● Goal of the exercise
Going through the material below, please gather all lines with the word "eWallet" in them.

---*---

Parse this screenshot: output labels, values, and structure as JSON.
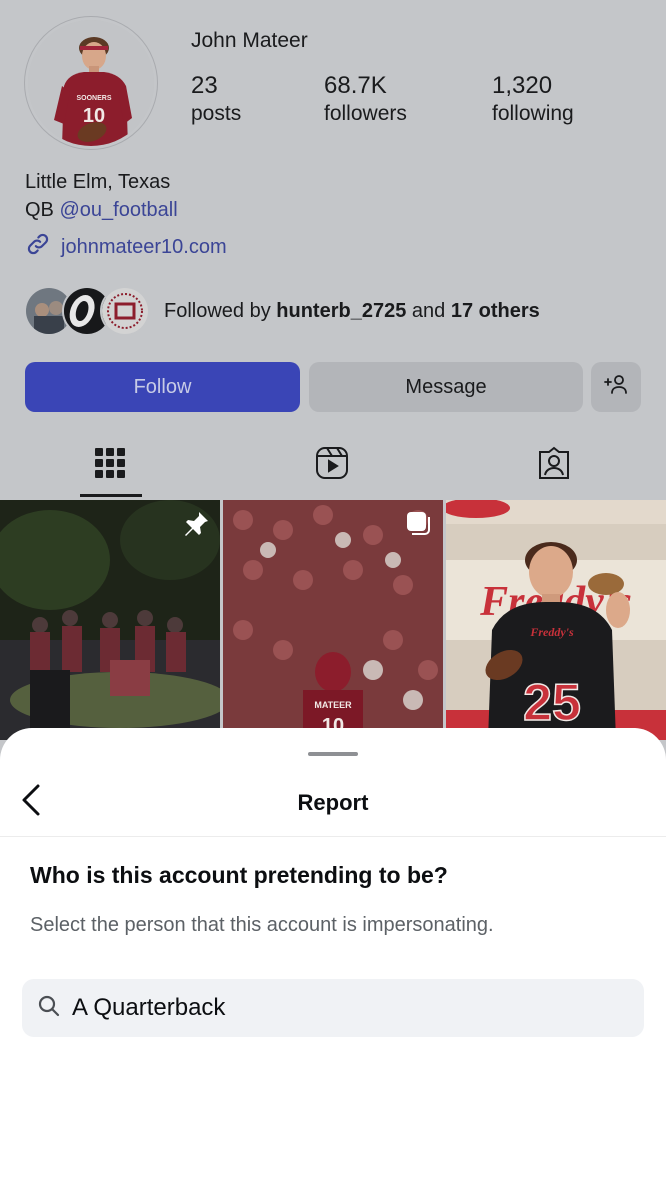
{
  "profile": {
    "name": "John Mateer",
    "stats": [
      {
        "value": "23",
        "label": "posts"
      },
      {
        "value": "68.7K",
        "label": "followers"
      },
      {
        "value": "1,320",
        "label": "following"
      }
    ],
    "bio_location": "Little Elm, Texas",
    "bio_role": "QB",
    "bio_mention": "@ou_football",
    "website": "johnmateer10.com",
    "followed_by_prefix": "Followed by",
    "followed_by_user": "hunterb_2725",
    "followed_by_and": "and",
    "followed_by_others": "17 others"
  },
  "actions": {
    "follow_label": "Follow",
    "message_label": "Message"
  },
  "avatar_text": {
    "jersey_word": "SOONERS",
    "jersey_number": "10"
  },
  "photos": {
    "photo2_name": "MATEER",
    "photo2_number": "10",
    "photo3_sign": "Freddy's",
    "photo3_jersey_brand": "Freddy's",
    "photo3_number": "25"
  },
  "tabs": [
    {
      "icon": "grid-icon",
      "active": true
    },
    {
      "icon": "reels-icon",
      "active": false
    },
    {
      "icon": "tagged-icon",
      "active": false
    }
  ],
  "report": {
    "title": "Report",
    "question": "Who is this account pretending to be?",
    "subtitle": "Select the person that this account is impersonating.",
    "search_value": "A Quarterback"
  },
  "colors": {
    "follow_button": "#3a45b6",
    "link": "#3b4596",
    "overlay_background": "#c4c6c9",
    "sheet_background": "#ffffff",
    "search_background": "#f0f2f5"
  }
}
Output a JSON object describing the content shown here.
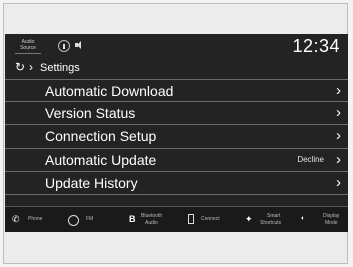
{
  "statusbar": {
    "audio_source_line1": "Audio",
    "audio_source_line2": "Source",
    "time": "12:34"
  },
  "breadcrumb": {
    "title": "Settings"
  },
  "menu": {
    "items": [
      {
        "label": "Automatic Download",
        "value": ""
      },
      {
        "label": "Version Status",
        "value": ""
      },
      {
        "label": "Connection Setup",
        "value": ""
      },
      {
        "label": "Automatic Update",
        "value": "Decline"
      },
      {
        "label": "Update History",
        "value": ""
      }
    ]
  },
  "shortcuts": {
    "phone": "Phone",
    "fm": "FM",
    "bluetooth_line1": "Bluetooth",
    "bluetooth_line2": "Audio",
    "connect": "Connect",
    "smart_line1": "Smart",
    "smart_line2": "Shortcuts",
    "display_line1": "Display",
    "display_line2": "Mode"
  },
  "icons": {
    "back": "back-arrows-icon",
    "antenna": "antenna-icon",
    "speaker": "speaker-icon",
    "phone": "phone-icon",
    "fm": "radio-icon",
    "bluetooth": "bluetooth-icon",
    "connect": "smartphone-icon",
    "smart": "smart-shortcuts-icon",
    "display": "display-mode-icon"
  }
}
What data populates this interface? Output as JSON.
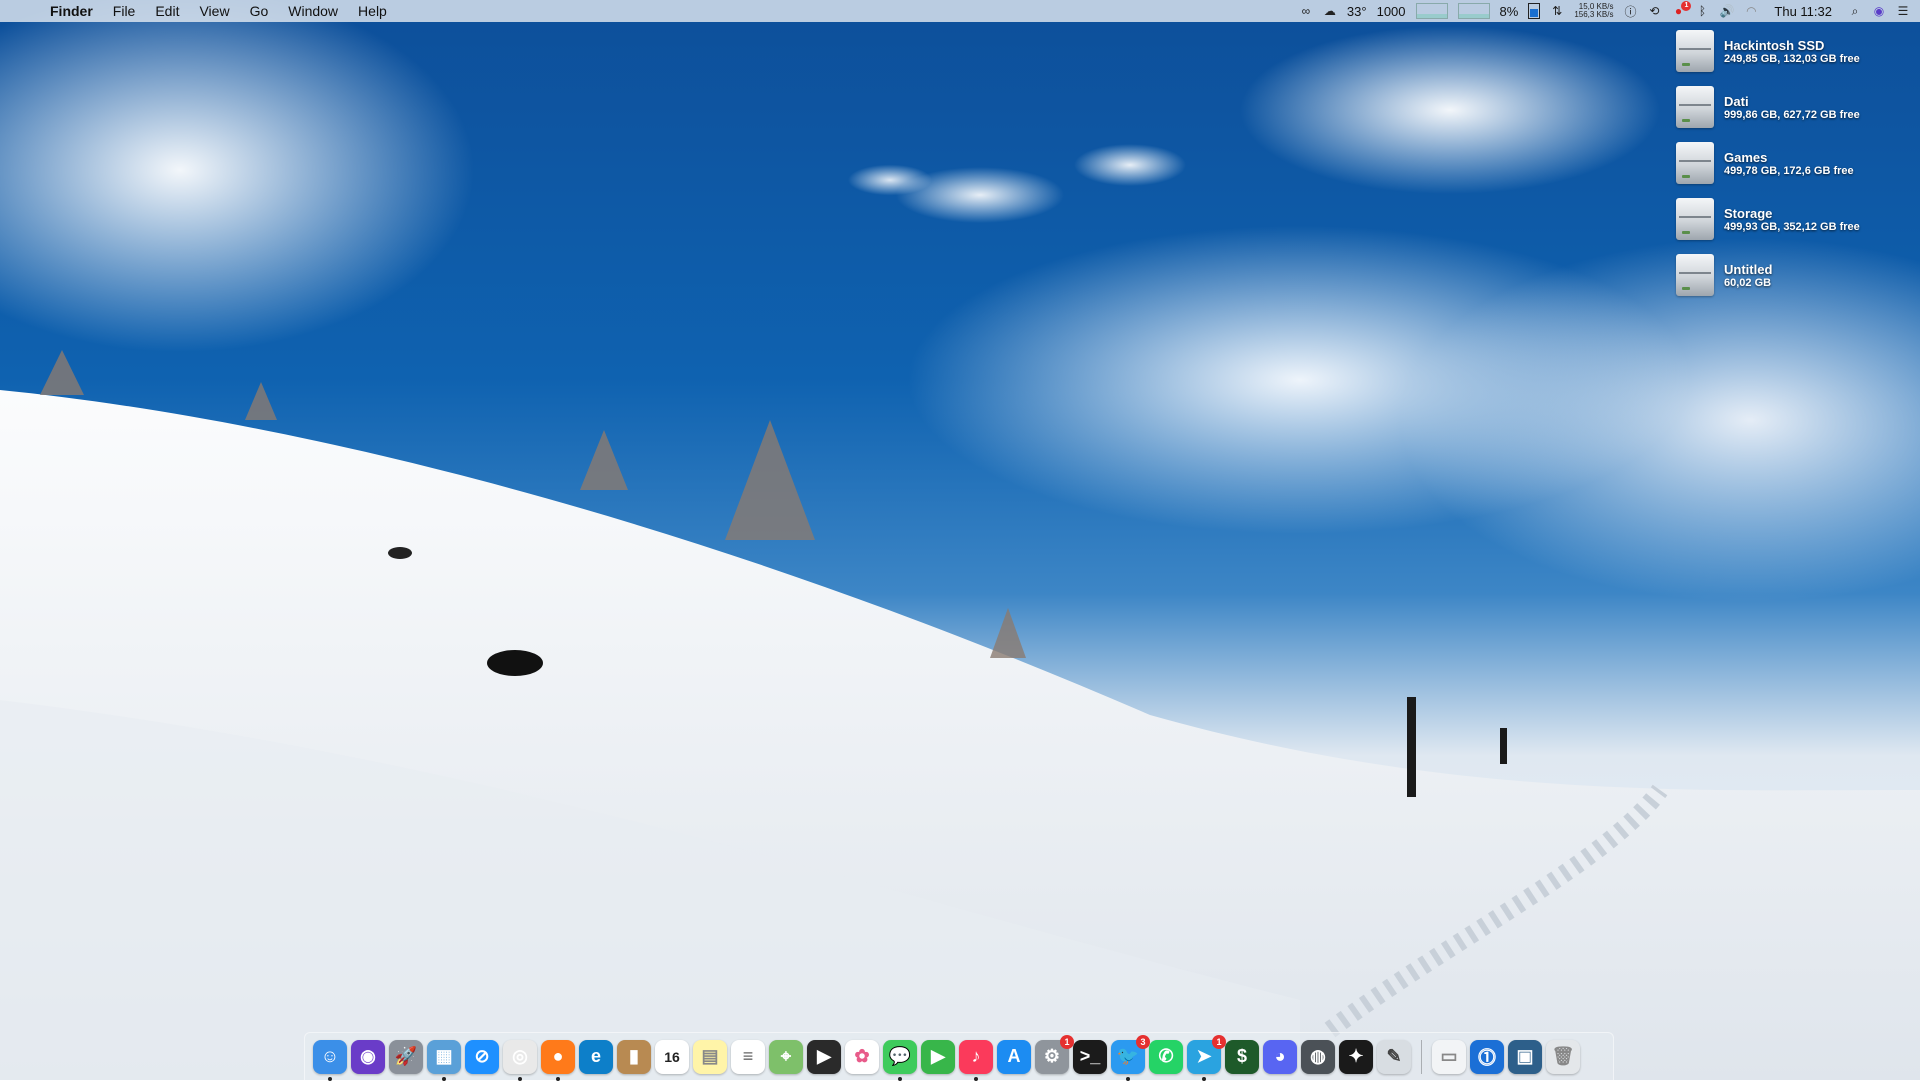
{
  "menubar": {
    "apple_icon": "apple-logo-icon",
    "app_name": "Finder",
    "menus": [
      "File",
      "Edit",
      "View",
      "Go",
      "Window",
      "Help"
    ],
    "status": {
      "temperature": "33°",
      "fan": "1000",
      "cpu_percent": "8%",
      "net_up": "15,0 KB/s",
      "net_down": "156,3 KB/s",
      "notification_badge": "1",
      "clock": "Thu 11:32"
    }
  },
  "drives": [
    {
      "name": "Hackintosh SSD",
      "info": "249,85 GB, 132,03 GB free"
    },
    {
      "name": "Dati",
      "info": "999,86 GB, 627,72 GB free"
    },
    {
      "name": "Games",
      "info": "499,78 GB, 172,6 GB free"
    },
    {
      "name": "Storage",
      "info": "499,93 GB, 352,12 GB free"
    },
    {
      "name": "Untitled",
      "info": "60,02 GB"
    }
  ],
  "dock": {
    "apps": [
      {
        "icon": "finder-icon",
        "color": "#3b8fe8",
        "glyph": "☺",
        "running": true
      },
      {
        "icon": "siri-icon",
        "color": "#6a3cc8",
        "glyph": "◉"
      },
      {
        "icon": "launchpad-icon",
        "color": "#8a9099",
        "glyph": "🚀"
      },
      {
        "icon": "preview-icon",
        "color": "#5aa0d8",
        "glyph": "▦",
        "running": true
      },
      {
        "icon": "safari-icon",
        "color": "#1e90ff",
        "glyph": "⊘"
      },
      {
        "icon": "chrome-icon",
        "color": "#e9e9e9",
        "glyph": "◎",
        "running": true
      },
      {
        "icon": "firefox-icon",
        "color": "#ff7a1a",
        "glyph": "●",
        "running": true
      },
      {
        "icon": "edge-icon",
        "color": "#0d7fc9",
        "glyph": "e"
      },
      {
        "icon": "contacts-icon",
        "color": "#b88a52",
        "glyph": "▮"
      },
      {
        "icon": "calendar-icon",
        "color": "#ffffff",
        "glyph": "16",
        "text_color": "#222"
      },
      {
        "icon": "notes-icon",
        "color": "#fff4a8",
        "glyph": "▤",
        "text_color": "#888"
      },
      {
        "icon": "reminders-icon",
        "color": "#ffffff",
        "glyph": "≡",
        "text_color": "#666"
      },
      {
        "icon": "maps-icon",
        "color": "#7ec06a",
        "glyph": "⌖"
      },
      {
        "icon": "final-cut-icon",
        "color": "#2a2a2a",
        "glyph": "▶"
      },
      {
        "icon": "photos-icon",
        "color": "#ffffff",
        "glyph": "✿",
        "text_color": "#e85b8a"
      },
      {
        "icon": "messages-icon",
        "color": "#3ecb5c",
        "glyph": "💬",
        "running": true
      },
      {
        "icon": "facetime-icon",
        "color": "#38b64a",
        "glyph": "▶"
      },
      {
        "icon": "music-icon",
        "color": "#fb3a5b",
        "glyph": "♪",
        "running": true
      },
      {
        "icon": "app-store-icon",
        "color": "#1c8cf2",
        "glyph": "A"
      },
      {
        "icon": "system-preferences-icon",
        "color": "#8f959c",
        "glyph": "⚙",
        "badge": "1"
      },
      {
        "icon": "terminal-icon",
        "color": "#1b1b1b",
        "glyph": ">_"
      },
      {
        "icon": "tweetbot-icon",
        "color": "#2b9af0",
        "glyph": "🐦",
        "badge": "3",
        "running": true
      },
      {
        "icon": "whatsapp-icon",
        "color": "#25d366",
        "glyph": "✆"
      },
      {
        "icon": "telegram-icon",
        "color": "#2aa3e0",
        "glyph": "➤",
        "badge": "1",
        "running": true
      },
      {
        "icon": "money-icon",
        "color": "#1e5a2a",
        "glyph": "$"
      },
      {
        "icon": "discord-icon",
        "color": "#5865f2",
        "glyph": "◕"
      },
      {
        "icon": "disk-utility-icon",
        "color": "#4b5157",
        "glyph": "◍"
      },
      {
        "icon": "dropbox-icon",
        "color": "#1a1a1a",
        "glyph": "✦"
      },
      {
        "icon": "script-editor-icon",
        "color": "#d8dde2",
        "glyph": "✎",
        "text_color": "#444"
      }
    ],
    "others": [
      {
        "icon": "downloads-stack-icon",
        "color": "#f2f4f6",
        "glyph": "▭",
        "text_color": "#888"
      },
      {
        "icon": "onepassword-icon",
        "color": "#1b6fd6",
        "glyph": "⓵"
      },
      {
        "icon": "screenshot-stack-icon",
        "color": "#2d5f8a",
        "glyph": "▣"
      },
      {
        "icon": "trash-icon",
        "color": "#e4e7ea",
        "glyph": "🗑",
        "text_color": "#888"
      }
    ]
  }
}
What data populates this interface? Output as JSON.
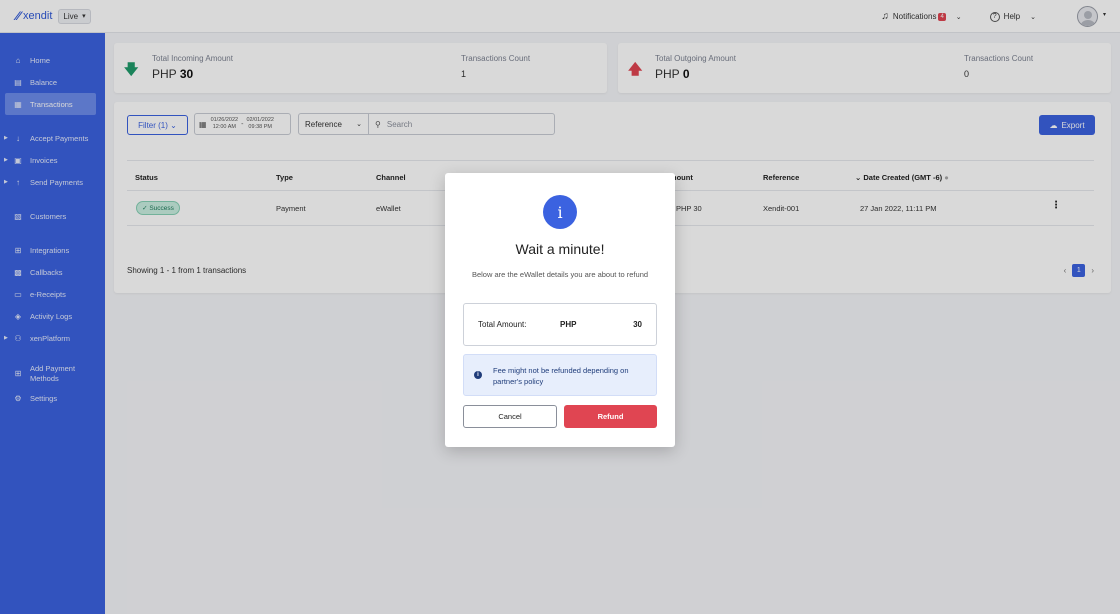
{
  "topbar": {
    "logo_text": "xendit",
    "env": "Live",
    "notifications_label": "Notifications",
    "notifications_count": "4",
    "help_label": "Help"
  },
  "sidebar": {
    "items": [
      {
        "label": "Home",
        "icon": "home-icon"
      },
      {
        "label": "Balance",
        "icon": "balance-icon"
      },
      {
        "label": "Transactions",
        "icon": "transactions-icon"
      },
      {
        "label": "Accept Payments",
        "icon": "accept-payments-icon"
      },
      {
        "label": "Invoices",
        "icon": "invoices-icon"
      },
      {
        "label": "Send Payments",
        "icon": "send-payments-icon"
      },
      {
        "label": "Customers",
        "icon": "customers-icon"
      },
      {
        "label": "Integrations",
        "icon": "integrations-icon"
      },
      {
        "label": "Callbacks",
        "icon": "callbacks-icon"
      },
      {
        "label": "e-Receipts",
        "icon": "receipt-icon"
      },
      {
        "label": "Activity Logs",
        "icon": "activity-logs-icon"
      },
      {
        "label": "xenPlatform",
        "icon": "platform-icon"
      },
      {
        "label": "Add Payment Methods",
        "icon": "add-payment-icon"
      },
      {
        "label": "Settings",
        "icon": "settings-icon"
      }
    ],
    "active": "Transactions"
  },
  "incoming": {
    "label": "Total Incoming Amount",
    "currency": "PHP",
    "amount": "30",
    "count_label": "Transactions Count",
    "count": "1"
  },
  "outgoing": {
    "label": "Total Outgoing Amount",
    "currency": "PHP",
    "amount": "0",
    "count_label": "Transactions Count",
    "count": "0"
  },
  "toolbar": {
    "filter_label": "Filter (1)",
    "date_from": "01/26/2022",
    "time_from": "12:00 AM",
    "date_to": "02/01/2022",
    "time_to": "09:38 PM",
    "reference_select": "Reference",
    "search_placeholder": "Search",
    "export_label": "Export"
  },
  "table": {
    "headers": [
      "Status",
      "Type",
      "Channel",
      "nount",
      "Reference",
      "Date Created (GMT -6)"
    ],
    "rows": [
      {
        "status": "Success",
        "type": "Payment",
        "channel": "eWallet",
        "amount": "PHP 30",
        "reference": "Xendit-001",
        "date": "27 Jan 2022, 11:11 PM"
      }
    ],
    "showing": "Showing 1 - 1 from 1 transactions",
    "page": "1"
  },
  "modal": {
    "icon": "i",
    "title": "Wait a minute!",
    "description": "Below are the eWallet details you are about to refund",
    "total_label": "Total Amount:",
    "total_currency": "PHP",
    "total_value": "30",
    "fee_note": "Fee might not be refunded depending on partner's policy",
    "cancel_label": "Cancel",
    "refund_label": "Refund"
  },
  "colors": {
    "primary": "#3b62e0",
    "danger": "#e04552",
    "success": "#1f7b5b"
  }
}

---*---

● Answer
        "channel": "eWallet",
    "description": "Below are the eWallet details you are about to refund",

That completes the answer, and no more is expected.